*TASK DIRECTIONS*
State the number of lines that contain the word "value", and add nothing else.

*DATA PROVIDED*
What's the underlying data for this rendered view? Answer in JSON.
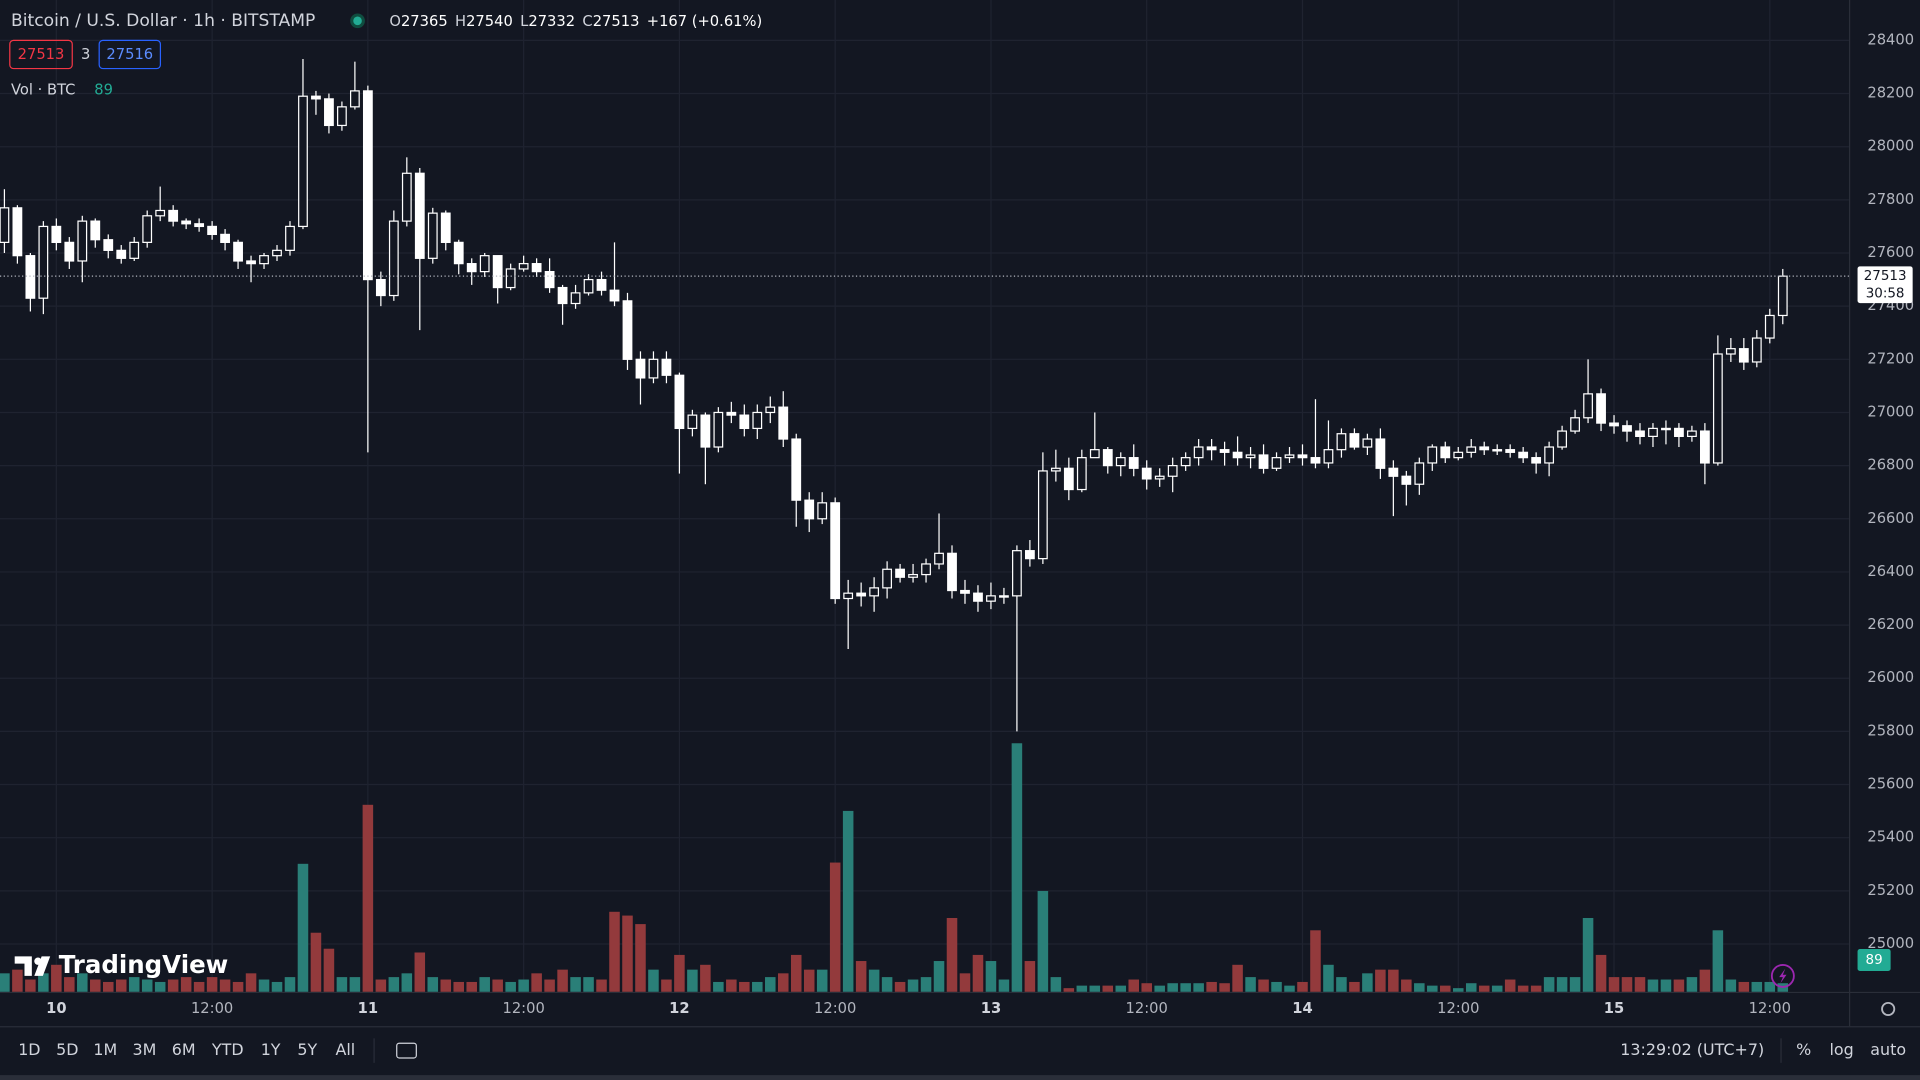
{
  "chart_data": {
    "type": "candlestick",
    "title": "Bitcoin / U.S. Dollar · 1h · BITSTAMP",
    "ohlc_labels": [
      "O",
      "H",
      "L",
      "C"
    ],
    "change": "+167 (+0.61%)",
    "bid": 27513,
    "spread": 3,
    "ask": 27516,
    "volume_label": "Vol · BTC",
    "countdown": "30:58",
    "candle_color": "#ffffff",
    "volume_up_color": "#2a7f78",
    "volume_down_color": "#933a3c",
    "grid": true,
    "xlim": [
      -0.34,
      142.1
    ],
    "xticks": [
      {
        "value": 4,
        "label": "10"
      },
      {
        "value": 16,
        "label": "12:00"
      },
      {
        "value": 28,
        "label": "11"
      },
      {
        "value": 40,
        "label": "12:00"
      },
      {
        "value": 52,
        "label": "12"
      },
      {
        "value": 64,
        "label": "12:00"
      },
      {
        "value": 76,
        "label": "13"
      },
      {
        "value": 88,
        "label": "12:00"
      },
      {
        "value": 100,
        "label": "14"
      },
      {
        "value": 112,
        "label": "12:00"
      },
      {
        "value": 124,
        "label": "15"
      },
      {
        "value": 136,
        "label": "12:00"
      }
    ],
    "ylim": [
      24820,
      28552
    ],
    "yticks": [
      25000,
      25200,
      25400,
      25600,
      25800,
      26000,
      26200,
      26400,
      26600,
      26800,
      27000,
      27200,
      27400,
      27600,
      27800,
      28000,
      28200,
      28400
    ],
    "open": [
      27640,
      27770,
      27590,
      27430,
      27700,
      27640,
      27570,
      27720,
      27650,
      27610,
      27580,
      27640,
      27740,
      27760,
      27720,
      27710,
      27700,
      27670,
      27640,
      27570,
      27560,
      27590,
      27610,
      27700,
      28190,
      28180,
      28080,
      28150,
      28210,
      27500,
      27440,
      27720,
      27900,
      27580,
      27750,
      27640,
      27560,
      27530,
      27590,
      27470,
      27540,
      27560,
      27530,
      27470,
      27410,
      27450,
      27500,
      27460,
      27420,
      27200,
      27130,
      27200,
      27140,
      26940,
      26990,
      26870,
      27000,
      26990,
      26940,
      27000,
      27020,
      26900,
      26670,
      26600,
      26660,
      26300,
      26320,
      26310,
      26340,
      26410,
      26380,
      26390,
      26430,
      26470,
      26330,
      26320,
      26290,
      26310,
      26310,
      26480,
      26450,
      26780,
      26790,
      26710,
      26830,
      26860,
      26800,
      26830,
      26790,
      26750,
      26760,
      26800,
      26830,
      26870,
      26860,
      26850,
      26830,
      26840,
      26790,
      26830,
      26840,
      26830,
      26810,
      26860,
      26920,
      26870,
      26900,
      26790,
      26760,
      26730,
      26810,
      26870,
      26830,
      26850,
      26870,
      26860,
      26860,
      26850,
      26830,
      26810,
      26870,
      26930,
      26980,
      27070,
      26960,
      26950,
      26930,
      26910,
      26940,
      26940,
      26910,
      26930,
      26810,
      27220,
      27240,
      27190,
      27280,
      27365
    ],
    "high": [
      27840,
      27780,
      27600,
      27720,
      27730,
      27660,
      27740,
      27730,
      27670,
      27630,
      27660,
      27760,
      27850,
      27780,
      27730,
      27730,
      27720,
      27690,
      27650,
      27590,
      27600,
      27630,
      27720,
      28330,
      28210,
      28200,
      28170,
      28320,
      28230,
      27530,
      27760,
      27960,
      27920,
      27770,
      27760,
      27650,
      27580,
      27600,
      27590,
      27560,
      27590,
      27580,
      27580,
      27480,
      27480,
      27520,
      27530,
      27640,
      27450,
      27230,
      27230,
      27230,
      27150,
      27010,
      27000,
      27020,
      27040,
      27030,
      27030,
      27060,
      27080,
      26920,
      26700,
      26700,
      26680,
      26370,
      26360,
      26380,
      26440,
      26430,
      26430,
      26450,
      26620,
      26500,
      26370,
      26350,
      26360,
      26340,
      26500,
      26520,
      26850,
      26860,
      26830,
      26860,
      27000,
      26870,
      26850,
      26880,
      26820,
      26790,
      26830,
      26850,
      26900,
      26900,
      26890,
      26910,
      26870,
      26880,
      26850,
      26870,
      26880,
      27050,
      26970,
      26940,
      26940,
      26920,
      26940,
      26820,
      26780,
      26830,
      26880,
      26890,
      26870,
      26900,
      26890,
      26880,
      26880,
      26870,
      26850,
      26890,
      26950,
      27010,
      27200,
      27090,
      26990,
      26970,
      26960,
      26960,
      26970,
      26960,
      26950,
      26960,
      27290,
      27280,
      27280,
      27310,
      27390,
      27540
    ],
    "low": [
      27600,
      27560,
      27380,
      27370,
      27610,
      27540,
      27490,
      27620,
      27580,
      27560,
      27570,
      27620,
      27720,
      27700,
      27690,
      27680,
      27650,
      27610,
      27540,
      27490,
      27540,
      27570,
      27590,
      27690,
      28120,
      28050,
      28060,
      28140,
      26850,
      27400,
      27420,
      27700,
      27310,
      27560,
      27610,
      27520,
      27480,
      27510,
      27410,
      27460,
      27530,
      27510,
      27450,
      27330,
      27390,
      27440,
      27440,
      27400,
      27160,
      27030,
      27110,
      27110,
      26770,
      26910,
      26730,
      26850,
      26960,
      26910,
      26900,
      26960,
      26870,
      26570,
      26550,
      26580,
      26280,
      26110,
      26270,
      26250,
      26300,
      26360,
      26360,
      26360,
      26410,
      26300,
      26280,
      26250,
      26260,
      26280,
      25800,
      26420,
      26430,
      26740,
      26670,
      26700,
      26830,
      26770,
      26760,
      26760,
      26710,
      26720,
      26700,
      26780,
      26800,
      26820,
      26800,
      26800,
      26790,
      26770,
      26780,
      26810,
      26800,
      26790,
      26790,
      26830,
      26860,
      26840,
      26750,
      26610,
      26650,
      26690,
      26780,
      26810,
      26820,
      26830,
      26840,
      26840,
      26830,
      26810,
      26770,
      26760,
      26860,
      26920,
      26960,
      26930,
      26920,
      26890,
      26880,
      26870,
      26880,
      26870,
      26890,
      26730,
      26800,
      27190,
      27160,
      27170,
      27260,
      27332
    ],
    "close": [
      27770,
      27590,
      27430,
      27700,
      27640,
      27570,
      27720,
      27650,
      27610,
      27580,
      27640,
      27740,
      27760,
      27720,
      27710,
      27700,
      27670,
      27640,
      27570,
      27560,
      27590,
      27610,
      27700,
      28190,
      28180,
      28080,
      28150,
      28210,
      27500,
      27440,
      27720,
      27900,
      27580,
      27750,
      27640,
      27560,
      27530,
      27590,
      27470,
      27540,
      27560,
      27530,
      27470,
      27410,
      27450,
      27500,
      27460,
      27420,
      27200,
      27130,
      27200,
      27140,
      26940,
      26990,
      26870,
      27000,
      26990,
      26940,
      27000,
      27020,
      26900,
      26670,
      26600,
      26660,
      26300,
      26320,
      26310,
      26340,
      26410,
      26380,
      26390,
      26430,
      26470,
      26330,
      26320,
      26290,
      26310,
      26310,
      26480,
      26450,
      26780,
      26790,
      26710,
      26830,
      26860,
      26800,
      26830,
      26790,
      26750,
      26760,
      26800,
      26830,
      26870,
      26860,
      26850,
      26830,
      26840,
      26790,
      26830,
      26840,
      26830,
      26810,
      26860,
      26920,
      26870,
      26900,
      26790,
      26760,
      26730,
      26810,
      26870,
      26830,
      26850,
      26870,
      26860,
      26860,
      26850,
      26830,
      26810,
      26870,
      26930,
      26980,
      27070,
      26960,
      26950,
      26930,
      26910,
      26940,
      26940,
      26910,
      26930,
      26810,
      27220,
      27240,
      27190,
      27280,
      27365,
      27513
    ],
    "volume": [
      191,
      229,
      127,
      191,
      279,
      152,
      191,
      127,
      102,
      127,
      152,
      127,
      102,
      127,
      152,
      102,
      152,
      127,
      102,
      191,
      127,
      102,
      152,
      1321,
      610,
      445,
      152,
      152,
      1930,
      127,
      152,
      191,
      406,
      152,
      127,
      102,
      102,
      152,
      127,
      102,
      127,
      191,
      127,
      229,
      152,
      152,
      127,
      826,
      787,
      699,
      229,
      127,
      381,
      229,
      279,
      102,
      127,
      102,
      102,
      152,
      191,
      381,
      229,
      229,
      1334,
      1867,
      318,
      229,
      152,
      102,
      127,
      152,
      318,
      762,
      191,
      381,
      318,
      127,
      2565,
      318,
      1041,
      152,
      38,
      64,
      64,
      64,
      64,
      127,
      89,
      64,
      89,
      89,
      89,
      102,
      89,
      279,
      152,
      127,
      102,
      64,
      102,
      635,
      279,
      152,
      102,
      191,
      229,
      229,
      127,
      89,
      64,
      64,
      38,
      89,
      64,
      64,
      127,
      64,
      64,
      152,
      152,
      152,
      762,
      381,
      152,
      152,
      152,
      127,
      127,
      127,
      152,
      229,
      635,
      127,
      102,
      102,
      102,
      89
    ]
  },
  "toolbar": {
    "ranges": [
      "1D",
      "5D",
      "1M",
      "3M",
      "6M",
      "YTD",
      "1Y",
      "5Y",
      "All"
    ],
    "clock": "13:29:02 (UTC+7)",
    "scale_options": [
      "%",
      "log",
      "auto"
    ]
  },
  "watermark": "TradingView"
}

*RESPONSE BELOW*
12